**INSTRUCTION:** Where a line of the listing below includes the word "sedan", reproduce that line.

## Begin DATA FOR THIS EXERCISE

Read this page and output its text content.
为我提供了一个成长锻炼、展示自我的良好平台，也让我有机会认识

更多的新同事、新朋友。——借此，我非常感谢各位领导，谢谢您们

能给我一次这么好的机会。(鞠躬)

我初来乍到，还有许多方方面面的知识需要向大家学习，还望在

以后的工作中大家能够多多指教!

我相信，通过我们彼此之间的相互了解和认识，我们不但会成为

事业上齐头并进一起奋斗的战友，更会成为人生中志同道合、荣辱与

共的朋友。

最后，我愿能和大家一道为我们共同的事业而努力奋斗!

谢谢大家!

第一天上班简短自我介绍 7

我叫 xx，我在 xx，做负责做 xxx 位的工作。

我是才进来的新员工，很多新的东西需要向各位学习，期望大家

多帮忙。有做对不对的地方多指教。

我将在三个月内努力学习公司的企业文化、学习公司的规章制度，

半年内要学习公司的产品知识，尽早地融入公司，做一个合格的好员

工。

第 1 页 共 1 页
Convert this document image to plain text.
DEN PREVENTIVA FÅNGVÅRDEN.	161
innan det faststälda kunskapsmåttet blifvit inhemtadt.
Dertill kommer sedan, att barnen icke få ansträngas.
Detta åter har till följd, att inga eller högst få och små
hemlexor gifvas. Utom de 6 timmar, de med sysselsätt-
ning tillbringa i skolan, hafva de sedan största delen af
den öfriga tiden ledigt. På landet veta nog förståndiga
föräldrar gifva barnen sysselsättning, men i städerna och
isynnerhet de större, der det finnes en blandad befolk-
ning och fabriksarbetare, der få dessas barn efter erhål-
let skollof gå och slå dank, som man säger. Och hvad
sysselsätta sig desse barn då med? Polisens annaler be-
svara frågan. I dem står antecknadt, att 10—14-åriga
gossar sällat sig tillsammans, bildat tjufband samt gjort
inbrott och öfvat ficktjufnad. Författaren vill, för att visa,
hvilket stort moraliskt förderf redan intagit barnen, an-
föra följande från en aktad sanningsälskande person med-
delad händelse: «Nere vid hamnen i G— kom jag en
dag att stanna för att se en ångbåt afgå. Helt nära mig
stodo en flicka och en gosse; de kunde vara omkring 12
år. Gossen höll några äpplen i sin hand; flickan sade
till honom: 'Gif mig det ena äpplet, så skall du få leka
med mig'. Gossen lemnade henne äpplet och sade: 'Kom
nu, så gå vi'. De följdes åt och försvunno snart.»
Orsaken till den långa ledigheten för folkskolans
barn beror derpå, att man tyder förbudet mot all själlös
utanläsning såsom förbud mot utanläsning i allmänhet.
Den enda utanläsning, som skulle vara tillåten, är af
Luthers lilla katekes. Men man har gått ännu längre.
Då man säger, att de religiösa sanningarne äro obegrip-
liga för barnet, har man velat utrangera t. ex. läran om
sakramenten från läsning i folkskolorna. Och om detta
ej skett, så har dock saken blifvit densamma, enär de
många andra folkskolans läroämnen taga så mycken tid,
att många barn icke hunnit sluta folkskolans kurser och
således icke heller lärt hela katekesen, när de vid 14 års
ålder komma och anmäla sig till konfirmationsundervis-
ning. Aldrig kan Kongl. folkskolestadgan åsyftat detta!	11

## End DATA FOR THIS EXERCISE

**EXERCISE SOLUTION:**
Dertill kommer sedan, att barnen icke få ansträngas.
ning tillbringa i skolan, hafva de sedan största delen af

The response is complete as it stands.